• EXERCISE INSTRUCTIONS
Filter the records below for the word "values". Copy each line that holds it.

+++

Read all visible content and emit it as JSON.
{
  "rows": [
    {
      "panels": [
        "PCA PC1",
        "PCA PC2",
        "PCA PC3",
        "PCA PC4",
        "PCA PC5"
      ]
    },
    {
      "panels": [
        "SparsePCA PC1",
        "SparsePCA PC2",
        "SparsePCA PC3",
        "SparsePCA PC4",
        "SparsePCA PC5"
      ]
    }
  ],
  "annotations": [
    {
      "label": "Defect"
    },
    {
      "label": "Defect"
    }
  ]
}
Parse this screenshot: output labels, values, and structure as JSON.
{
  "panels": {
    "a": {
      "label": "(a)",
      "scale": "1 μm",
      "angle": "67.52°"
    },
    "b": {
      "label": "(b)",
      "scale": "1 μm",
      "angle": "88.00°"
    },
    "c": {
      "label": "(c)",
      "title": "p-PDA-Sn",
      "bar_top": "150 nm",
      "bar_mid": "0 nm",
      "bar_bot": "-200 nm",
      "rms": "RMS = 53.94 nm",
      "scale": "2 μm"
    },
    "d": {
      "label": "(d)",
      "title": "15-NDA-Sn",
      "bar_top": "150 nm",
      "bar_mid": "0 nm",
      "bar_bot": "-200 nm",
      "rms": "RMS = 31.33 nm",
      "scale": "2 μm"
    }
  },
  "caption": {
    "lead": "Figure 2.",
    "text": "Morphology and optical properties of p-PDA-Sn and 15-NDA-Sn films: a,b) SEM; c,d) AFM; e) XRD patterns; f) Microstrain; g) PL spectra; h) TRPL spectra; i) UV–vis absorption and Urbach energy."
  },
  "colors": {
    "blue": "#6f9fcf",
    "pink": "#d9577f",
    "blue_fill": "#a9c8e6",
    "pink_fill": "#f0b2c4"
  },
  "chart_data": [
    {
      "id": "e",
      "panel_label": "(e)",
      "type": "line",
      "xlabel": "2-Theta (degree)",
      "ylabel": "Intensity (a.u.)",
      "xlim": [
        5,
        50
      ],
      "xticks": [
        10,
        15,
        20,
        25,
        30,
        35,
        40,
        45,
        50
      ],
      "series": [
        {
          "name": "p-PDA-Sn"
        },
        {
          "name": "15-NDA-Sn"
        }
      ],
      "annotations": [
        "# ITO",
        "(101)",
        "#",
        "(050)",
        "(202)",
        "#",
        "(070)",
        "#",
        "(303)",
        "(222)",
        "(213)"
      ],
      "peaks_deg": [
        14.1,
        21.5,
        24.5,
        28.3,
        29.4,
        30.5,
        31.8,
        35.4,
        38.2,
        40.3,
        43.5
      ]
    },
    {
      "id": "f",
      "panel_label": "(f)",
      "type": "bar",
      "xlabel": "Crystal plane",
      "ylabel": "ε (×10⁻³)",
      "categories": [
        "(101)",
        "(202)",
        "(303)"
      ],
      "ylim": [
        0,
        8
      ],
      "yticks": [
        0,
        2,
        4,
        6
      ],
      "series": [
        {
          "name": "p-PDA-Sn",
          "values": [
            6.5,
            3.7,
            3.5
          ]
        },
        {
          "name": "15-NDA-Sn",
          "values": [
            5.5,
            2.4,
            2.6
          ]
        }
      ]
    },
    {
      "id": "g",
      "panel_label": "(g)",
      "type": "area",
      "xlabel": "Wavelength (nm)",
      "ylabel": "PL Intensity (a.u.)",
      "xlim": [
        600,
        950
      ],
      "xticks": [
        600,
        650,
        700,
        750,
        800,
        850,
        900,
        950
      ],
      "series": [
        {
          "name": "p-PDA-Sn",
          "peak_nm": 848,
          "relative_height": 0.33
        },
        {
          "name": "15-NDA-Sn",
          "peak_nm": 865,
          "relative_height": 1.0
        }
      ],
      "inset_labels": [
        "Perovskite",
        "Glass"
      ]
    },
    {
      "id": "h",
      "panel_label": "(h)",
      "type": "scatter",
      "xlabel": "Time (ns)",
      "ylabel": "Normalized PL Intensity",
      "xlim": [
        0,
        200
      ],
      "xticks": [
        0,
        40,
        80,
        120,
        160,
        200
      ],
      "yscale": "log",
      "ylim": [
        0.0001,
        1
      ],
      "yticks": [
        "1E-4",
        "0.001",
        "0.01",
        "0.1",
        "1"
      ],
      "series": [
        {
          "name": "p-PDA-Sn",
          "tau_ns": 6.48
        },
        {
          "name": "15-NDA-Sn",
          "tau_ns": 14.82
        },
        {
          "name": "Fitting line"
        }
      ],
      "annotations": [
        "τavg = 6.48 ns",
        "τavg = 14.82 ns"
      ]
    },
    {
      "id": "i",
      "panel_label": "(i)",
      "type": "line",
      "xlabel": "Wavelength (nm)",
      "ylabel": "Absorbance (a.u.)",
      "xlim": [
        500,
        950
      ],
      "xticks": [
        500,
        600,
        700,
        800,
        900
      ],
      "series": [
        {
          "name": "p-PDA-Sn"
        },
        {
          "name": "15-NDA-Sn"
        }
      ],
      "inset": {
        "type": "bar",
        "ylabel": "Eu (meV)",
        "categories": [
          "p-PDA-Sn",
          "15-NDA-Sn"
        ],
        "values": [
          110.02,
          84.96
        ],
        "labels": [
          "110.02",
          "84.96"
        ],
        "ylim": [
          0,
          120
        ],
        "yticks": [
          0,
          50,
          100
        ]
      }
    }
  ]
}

+++

• ANSWER TO THIS TASK
Parse this screenshot: output labels, values, and structure as JSON.
          "values": [
          "values": [
        "values": [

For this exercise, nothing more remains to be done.